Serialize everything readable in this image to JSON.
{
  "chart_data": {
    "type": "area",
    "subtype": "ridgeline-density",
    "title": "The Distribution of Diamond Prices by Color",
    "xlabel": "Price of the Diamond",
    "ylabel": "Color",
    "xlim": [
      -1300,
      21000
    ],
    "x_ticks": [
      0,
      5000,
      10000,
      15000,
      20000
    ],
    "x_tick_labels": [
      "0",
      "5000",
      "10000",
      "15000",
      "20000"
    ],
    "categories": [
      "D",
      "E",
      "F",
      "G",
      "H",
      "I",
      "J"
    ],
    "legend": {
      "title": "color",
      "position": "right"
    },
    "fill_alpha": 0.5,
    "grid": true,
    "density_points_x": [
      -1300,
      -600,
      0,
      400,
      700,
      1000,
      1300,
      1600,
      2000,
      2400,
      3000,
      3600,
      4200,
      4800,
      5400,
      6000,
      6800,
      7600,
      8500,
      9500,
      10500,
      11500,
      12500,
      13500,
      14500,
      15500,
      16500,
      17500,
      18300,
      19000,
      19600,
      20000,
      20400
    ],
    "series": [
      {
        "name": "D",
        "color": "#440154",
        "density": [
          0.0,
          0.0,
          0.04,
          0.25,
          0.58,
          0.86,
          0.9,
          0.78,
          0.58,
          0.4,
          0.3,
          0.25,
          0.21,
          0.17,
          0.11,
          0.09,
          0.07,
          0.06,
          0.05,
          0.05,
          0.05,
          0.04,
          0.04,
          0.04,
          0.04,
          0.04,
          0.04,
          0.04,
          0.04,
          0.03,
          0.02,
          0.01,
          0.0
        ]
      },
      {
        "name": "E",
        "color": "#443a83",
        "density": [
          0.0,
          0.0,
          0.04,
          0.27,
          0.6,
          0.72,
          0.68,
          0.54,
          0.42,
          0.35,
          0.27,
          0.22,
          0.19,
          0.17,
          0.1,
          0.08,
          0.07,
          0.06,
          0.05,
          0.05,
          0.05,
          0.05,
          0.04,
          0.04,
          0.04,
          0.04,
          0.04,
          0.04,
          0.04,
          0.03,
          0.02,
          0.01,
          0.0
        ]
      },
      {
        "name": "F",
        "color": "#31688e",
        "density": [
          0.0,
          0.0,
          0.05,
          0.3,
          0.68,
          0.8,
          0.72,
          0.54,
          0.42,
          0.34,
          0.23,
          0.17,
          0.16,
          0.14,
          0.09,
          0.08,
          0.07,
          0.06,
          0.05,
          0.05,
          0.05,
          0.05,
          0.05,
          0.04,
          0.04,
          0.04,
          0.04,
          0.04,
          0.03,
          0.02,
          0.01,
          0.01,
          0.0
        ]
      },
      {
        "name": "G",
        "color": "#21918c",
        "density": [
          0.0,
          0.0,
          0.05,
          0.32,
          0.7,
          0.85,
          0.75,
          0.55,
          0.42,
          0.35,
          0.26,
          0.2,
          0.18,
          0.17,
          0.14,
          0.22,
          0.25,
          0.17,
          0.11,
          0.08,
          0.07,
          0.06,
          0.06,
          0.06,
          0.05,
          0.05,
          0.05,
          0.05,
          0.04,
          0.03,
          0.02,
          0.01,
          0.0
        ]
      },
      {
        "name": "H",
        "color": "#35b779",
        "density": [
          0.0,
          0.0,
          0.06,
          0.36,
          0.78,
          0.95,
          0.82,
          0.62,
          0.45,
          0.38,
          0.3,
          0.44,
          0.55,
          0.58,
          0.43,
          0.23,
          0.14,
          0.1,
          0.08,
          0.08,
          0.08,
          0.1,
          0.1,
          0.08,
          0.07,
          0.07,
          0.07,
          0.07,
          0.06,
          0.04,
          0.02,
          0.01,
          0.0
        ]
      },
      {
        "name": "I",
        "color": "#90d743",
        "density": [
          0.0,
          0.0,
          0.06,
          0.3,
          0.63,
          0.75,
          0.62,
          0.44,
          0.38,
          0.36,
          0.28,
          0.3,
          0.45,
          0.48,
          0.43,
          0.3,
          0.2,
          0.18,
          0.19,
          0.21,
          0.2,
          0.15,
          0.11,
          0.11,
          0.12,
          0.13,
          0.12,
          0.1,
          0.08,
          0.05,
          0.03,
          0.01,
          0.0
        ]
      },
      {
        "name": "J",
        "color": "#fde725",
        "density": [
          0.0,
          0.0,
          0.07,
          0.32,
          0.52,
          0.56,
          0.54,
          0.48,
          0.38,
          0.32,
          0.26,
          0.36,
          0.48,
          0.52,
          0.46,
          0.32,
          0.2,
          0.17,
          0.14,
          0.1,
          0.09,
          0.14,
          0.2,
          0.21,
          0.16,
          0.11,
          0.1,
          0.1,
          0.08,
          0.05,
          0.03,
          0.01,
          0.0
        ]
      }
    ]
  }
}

-=-=-

▶ _Exercise brief_: Copy every line of the records word for word.

▶ _Solution_:
Serialize everything readable in this image to JSON.
{
  "chart_data": {
    "type": "area",
    "subtype": "ridgeline-density",
    "title": "The Distribution of Diamond Prices by Color",
    "xlabel": "Price of the Diamond",
    "ylabel": "Color",
    "xlim": [
      -1300,
      21000
    ],
    "x_ticks": [
      0,
      5000,
      10000,
      15000,
      20000
    ],
    "x_tick_labels": [
      "0",
      "5000",
      "10000",
      "15000",
      "20000"
    ],
    "categories": [
      "D",
      "E",
      "F",
      "G",
      "H",
      "I",
      "J"
    ],
    "legend": {
      "title": "color",
      "position": "right"
    },
    "fill_alpha": 0.5,
    "grid": true,
    "density_points_x": [
      -1300,
      -600,
      0,
      400,
      700,
      1000,
      1300,
      1600,
      2000,
      2400,
      3000,
      3600,
      4200,
      4800,
      5400,
      6000,
      6800,
      7600,
      8500,
      9500,
      10500,
      11500,
      12500,
      13500,
      14500,
      15500,
      16500,
      17500,
      18300,
      19000,
      19600,
      20000,
      20400
    ],
    "series": [
      {
        "name": "D",
        "color": "#440154",
        "density": [
          0.0,
          0.0,
          0.04,
          0.25,
          0.58,
          0.86,
          0.9,
          0.78,
          0.58,
          0.4,
          0.3,
          0.25,
          0.21,
          0.17,
          0.11,
          0.09,
          0.07,
          0.06,
          0.05,
          0.05,
          0.05,
          0.04,
          0.04,
          0.04,
          0.04,
          0.04,
          0.04,
          0.04,
          0.04,
          0.03,
          0.02,
          0.01,
          0.0
        ]
      },
      {
        "name": "E",
        "color": "#443a83",
        "density": [
          0.0,
          0.0,
          0.04,
          0.27,
          0.6,
          0.72,
          0.68,
          0.54,
          0.42,
          0.35,
          0.27,
          0.22,
          0.19,
          0.17,
          0.1,
          0.08,
          0.07,
          0.06,
          0.05,
          0.05,
          0.05,
          0.05,
          0.04,
          0.04,
          0.04,
          0.04,
          0.04,
          0.04,
          0.04,
          0.03,
          0.02,
          0.01,
          0.0
        ]
      },
      {
        "name": "F",
        "color": "#31688e",
        "density": [
          0.0,
          0.0,
          0.05,
          0.3,
          0.68,
          0.8,
          0.72,
          0.54,
          0.42,
          0.34,
          0.23,
          0.17,
          0.16,
          0.14,
          0.09,
          0.08,
          0.07,
          0.06,
          0.05,
          0.05,
          0.05,
          0.05,
          0.05,
          0.04,
          0.04,
          0.04,
          0.04,
          0.04,
          0.03,
          0.02,
          0.01,
          0.01,
          0.0
        ]
      },
      {
        "name": "G",
        "color": "#21918c",
        "density": [
          0.0,
          0.0,
          0.05,
          0.32,
          0.7,
          0.85,
          0.75,
          0.55,
          0.42,
          0.35,
          0.26,
          0.2,
          0.18,
          0.17,
          0.14,
          0.22,
          0.25,
          0.17,
          0.11,
          0.08,
          0.07,
          0.06,
          0.06,
          0.06,
          0.05,
          0.05,
          0.05,
          0.05,
          0.04,
          0.03,
          0.02,
          0.01,
          0.0
        ]
      },
      {
        "name": "H",
        "color": "#35b779",
        "density": [
          0.0,
          0.0,
          0.06,
          0.36,
          0.78,
          0.95,
          0.82,
          0.62,
          0.45,
          0.38,
          0.3,
          0.44,
          0.55,
          0.58,
          0.43,
          0.23,
          0.14,
          0.1,
          0.08,
          0.08,
          0.08,
          0.1,
          0.1,
          0.08,
          0.07,
          0.07,
          0.07,
          0.07,
          0.06,
          0.04,
          0.02,
          0.01,
          0.0
        ]
      },
      {
        "name": "I",
        "color": "#90d743",
        "density": [
          0.0,
          0.0,
          0.06,
          0.3,
          0.63,
          0.75,
          0.62,
          0.44,
          0.38,
          0.36,
          0.28,
          0.3,
          0.45,
          0.48,
          0.43,
          0.3,
          0.2,
          0.18,
          0.19,
          0.21,
          0.2,
          0.15,
          0.11,
          0.11,
          0.12,
          0.13,
          0.12,
          0.1,
          0.08,
          0.05,
          0.03,
          0.01,
          0.0
        ]
      },
      {
        "name": "J",
        "color": "#fde725",
        "density": [
          0.0,
          0.0,
          0.07,
          0.32,
          0.52,
          0.56,
          0.54,
          0.48,
          0.38,
          0.32,
          0.26,
          0.36,
          0.48,
          0.52,
          0.46,
          0.32,
          0.2,
          0.17,
          0.14,
          0.1,
          0.09,
          0.14,
          0.2,
          0.21,
          0.16,
          0.11,
          0.1,
          0.1,
          0.08,
          0.05,
          0.03,
          0.01,
          0.0
        ]
      }
    ]
  }
}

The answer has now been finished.